━━━━━ Provided entries

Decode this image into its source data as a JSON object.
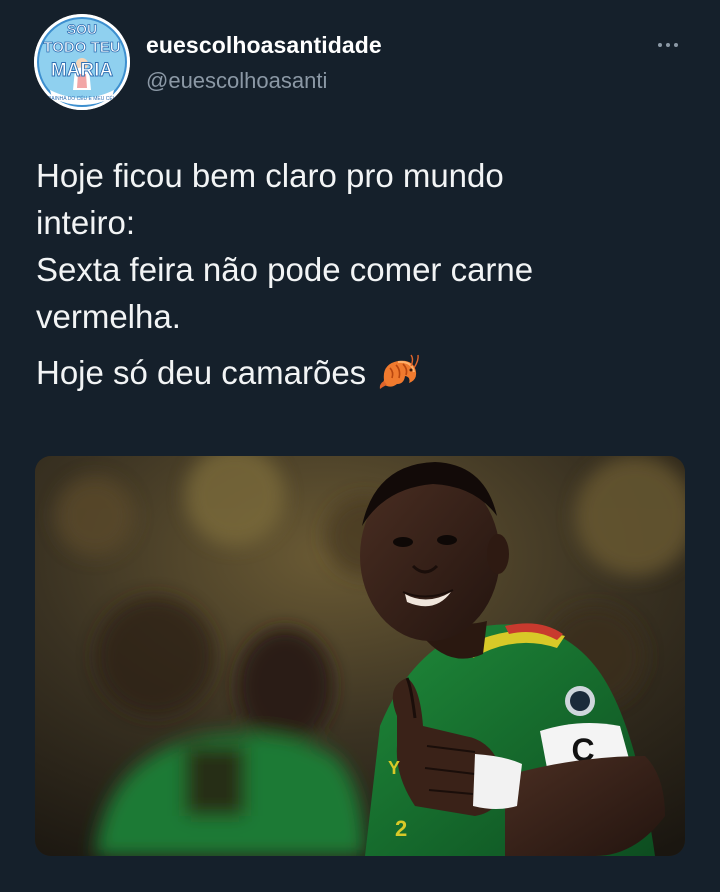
{
  "author": {
    "display_name": "euescolhoasantidade",
    "handle": "@euescolhoasanti",
    "avatar_text": {
      "top": "SOU",
      "middle": "TODO TEU",
      "bottom": "MARIA",
      "caption": "RAINHA DO CÉU E MEU CÉU"
    }
  },
  "tweet": {
    "lines": [
      "Hoje ficou bem claro pro mundo",
      "inteiro:",
      "Sexta feira não pode comer carne",
      "vermelha."
    ],
    "line2": "Hoje só deu camarões"
  },
  "media": {
    "armband_letter": "C"
  },
  "colors": {
    "background": "#15202b",
    "text": "#ffffff",
    "secondary": "#8b98a5"
  }
}
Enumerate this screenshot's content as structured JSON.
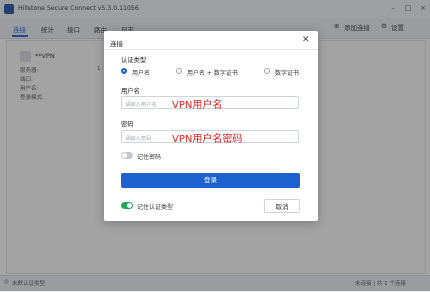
{
  "app": {
    "title": "Hillstone Secure Connect v5.3.0.11056",
    "tabs": [
      "连接",
      "统计",
      "接口",
      "路由",
      "日志"
    ],
    "add_connection": "添加连接",
    "settings": "设置",
    "vpn_name": "**VPN",
    "fields": [
      "服务器:",
      "端口:",
      "用户名:",
      "登录模式:"
    ],
    "server_value": "1",
    "status_left": "未默认证类型",
    "status_right": "未连接  |  共 1 个连接"
  },
  "dialog": {
    "title": "连接",
    "auth_type_label": "认证类型",
    "auth_options": [
      "用户名",
      "用户名 + 数字证书",
      "数字证书"
    ],
    "selected_auth": "用户名",
    "username_label": "用户名",
    "username_placeholder": "请输入用户名",
    "username_value": "VPN用户名",
    "password_label": "密码",
    "password_placeholder": "请输入密码",
    "password_value": "VPN用户名密码",
    "remember_password": "记住密码",
    "remember_password_on": false,
    "login_button": "登录",
    "remember_auth_type": "记住认证类型",
    "remember_auth_type_on": true,
    "cancel_button": "取消"
  },
  "colors": {
    "accent": "#1e62d0",
    "handwriting": "#e32222",
    "toggle_off": "#c4c8cf"
  }
}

━━━━━━━━━━

Your task is to pick out every line with the string "this" and copy it.

Task result:
Decode this image into its source data as a JSON object.
Enumerate this screenshot's content as structured JSON.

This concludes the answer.